_Exercise materials_
· · · · ·
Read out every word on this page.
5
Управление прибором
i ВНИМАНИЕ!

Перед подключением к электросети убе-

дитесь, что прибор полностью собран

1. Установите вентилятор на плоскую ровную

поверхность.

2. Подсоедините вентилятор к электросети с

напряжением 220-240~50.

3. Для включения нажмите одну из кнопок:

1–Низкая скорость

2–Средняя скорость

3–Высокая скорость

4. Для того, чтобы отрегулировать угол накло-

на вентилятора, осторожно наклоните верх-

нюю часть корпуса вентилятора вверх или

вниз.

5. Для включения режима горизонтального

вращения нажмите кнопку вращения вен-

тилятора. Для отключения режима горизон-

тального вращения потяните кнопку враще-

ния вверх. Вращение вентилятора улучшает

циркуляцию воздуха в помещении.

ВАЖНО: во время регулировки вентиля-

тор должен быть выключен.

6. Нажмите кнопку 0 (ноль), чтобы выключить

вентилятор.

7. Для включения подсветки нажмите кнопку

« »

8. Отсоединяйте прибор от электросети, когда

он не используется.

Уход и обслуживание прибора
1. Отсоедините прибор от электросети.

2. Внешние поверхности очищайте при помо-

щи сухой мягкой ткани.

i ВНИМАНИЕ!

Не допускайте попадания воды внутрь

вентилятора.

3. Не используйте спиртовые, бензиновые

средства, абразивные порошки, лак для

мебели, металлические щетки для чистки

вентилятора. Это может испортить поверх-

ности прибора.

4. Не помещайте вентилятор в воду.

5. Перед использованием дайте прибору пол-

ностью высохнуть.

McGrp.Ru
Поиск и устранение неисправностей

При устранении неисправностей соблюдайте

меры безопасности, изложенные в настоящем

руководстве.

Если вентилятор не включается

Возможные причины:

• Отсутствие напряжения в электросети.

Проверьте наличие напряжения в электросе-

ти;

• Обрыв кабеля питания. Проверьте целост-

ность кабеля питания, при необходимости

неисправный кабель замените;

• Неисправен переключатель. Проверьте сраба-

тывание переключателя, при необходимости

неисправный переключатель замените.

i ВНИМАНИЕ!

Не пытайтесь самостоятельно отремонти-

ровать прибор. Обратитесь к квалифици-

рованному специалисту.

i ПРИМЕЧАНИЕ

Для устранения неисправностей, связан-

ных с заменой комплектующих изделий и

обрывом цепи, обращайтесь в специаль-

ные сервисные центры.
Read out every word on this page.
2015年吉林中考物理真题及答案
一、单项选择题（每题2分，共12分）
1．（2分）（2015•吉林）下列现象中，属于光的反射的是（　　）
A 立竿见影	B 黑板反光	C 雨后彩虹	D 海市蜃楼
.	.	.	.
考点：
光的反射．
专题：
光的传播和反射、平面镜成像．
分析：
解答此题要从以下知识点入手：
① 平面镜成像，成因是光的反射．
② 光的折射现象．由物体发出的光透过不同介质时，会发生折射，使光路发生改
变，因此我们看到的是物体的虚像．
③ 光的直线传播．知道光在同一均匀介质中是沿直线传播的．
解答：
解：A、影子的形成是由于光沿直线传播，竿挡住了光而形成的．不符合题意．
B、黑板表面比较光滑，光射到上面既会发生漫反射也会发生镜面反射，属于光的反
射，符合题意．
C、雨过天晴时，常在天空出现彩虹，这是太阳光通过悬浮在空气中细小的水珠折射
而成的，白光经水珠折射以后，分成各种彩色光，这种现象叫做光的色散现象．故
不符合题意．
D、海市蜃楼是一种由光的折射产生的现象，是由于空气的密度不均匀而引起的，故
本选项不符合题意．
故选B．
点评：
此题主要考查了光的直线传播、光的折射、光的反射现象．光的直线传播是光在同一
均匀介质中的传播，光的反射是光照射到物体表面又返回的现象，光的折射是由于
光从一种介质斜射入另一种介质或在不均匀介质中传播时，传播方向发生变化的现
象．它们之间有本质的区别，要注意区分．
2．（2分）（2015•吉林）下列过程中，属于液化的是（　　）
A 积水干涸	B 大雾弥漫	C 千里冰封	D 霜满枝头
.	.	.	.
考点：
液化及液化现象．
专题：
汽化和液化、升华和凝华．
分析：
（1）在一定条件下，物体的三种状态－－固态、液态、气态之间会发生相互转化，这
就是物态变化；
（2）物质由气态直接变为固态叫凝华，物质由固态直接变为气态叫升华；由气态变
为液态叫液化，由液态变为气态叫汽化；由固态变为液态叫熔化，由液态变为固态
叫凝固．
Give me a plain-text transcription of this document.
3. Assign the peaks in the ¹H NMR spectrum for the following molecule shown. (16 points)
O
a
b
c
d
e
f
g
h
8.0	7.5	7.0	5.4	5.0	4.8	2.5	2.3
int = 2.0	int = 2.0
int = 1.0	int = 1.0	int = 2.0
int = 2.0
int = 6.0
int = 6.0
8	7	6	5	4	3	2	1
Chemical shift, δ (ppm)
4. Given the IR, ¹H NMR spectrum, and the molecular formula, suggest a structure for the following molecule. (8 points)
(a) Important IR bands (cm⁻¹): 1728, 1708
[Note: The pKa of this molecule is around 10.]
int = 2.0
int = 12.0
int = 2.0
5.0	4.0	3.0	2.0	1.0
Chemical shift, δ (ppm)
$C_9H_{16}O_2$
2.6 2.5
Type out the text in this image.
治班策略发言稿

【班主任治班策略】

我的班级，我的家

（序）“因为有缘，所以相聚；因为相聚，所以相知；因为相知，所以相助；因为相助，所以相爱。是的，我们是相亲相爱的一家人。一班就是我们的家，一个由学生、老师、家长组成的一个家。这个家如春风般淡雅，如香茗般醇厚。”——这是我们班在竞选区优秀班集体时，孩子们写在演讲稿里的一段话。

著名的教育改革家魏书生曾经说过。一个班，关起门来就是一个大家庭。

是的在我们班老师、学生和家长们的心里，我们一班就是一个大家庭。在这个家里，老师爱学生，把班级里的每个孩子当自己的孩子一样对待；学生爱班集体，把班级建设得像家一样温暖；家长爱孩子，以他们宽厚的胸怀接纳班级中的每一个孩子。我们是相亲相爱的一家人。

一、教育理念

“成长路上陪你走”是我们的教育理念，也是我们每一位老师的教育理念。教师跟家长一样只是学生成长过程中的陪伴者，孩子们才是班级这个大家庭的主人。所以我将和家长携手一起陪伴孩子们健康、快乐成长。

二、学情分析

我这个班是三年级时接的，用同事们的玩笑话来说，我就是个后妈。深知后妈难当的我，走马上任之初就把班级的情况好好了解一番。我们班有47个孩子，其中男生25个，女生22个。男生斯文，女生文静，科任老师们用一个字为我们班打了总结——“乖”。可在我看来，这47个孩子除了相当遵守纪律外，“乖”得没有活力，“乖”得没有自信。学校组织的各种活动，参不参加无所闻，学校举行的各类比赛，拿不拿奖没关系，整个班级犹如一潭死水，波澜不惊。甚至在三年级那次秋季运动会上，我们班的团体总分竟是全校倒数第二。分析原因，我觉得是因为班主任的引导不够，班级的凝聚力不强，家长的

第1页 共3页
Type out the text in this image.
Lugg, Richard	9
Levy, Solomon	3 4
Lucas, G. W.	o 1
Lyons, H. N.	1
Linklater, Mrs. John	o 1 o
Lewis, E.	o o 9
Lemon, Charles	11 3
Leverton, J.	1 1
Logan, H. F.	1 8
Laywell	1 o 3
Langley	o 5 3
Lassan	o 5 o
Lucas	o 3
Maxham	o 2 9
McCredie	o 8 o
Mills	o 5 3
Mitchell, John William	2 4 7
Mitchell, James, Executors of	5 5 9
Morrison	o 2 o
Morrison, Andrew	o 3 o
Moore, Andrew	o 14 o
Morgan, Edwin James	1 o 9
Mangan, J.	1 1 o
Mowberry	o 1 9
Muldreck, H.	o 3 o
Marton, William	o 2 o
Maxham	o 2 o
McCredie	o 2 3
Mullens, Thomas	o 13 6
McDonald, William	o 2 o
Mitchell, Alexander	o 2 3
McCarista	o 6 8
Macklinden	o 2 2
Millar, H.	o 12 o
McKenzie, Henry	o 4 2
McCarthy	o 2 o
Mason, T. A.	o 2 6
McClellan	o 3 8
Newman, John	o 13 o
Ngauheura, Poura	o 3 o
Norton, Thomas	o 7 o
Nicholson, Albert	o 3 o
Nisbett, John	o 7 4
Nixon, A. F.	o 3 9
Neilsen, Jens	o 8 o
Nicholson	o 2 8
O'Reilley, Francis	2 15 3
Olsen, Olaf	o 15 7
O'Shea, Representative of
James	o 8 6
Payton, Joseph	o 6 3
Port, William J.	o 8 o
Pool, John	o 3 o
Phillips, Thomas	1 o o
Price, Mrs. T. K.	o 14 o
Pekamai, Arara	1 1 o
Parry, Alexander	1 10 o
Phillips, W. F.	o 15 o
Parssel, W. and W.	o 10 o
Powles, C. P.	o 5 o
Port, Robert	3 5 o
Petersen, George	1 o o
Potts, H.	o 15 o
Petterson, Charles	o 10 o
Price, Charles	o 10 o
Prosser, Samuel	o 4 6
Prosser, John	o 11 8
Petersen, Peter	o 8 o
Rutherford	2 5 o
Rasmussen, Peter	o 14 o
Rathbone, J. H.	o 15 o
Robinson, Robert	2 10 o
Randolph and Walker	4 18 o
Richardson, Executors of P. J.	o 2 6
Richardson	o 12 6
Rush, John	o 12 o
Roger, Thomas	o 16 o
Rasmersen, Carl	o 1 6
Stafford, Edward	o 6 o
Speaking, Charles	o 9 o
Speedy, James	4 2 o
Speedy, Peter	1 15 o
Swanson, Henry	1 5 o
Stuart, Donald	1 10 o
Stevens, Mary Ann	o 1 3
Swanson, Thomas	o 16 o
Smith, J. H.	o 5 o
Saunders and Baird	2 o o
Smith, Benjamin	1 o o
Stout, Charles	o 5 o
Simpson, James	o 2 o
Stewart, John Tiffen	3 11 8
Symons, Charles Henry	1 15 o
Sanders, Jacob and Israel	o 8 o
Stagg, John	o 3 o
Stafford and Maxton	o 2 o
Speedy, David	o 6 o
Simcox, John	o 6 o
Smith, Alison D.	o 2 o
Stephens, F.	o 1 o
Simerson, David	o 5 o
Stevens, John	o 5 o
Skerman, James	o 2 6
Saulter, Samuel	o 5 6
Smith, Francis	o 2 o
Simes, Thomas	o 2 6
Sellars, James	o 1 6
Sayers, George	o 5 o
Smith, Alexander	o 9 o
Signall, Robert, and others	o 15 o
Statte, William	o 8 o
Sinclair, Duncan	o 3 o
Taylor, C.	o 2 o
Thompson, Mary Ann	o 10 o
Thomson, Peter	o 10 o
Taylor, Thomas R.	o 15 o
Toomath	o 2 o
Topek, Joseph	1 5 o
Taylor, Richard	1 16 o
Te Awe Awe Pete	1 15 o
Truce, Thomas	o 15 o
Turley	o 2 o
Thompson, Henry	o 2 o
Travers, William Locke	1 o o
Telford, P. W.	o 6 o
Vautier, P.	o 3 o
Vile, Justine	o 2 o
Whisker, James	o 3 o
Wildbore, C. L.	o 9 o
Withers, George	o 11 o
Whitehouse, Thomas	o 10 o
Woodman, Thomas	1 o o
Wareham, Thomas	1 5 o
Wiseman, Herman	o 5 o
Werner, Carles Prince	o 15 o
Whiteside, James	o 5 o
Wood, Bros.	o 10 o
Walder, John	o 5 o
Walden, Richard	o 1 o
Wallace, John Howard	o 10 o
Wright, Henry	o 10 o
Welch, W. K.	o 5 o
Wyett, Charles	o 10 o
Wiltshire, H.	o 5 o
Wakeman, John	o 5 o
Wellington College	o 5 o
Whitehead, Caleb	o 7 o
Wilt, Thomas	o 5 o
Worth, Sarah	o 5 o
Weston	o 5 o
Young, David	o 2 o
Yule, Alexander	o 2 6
· · · · ·
_Exercise aim_
Identify the lines above with the word "Francis". Copy them.

_The answer_
O'Reilley, Francis	2 15 3
Smith, Francis	o 2 o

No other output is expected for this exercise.